■ **MATERIAL FOR THIS EXERCISE**
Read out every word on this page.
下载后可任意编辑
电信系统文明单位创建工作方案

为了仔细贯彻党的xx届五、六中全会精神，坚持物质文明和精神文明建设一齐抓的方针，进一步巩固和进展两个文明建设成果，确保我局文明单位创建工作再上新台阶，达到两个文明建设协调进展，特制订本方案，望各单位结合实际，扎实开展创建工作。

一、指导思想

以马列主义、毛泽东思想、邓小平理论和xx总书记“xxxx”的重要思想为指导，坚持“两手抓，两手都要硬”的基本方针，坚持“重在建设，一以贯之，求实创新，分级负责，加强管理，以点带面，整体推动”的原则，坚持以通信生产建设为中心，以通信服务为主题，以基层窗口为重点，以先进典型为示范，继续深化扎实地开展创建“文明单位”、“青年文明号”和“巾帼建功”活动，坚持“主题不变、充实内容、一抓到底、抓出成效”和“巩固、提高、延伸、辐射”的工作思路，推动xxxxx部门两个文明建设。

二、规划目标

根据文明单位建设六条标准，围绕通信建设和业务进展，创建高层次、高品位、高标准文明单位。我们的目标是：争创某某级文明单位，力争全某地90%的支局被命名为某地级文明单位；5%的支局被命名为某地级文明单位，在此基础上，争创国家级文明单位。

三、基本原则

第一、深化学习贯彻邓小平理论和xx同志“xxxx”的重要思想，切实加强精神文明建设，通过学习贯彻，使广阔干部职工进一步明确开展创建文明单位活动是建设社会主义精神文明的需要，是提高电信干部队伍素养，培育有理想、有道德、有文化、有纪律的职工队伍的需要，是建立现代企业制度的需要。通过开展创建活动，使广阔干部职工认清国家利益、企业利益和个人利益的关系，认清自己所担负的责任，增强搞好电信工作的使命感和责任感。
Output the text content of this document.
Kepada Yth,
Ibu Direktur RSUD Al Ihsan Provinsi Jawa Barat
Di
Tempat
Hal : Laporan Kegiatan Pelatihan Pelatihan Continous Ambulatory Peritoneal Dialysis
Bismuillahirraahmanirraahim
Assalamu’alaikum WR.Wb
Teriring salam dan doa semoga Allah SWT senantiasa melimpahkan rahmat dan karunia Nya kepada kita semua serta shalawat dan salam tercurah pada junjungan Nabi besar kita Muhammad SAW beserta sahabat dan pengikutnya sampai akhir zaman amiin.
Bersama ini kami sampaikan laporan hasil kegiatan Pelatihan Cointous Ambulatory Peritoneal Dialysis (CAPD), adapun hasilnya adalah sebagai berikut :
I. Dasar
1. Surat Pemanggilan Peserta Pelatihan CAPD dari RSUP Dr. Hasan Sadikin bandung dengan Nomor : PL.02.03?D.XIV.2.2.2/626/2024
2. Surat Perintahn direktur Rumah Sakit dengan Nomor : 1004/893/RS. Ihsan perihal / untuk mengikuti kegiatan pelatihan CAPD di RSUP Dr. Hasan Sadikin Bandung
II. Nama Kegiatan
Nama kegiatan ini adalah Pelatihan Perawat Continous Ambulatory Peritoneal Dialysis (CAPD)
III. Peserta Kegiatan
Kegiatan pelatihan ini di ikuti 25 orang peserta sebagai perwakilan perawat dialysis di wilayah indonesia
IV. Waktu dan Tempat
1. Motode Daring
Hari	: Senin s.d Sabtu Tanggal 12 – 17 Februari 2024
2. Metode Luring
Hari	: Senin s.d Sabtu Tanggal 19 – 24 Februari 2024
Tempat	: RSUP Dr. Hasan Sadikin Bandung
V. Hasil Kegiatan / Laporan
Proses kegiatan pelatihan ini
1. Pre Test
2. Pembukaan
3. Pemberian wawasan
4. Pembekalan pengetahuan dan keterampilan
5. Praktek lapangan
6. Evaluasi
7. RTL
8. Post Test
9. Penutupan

■ **OBJECTIVE**
Faithfully transcribe the whole of the data.

■ **THE OUTPUT**
Read out every word on this page.
下载后可任意编辑
电信系统文明单位创建工作方案

为了仔细贯彻党的xx届五、六中全会精神，坚持物质文明和精神文明建设一齐抓的方针，进一步巩固和进展两个文明建设成果，确保我局文明单位创建工作再上新台阶，达到两个文明建设协调进展，特制订本方案，望各单位结合实际，扎实开展创建工作。

一、指导思想

以马列主义、毛泽东思想、邓小平理论和xx总书记“xxxx”的重要思想为指导，坚持“两手抓，两手都要硬”的基本方针，坚持“重在建设，一以贯之，求实创新，分级负责，加强管理，以点带面，整体推动”的原则，坚持以通信生产建设为中心，以通信服务为主题，以基层窗口为重点，以先进典型为示范，继续深化扎实地开展创建“文明单位”、“青年文明号”和“巾帼建功”活动，坚持“主题不变、充实内容、一抓到底、抓出成效”和“巩固、提高、延伸、辐射”的工作思路，推动xxxxx部门两个文明建设。

二、规划目标

根据文明单位建设六条标准，围绕通信建设和业务进展，创建高层次、高品位、高标准文明单位。我们的目标是：争创某某级文明单位，力争全某地90%的支局被命名为某地级文明单位；5%的支局被命名为某地级文明单位，在此基础上，争创国家级文明单位。

三、基本原则

第一、深化学习贯彻邓小平理论和xx同志“xxxx”的重要思想，切实加强精神文明建设，通过学习贯彻，使广阔干部职工进一步明确开展创建文明单位活动是建设社会主义精神文明的需要，是提高电信干部队伍素养，培育有理想、有道德、有文化、有纪律的职工队伍的需要，是建立现代企业制度的需要。通过开展创建活动，使广阔干部职工认清国家利益、企业利益和个人利益的关系，认清自己所担负的责任，增强搞好电信工作的使命感和责任感。
Output the text content of this document.
Kepada Yth,
Ibu Direktur RSUD Al Ihsan Provinsi Jawa Barat
Di
Tempat
Hal : Laporan Kegiatan Pelatihan Pelatihan Continous Ambulatory Peritoneal Dialysis
Bismuillahirraahmanirraahim
Assalamu’alaikum WR.Wb
Teriring salam dan doa semoga Allah SWT senantiasa melimpahkan rahmat dan karunia Nya kepada kita semua serta shalawat dan salam tercurah pada junjungan Nabi besar kita Muhammad SAW beserta sahabat dan pengikutnya sampai akhir zaman amiin.
Bersama ini kami sampaikan laporan hasil kegiatan Pelatihan Cointous Ambulatory Peritoneal Dialysis (CAPD), adapun hasilnya adalah sebagai berikut :
I. Dasar
1. Surat Pemanggilan Peserta Pelatihan CAPD dari RSUP Dr. Hasan Sadikin bandung dengan Nomor : PL.02.03?D.XIV.2.2.2/626/2024
2. Surat Perintahn direktur Rumah Sakit dengan Nomor : 1004/893/RS. Ihsan perihal / untuk mengikuti kegiatan pelatihan CAPD di RSUP Dr. Hasan Sadikin Bandung
II. Nama Kegiatan
Nama kegiatan ini adalah Pelatihan Perawat Continous Ambulatory Peritoneal Dialysis (CAPD)
III. Peserta Kegiatan
Kegiatan pelatihan ini di ikuti 25 orang peserta sebagai perwakilan perawat dialysis di wilayah indonesia
IV. Waktu dan Tempat
1. Motode Daring
Hari	: Senin s.d Sabtu Tanggal 12 – 17 Februari 2024
2. Metode Luring
Hari	: Senin s.d Sabtu Tanggal 19 – 24 Februari 2024
Tempat	: RSUP Dr. Hasan Sadikin Bandung
V. Hasil Kegiatan / Laporan
Proses kegiatan pelatihan ini
1. Pre Test
2. Pembukaan
3. Pemberian wawasan
4. Pembekalan pengetahuan dan keterampilan
5. Praktek lapangan
6. Evaluasi
7. RTL
8. Post Test
9. Penutupan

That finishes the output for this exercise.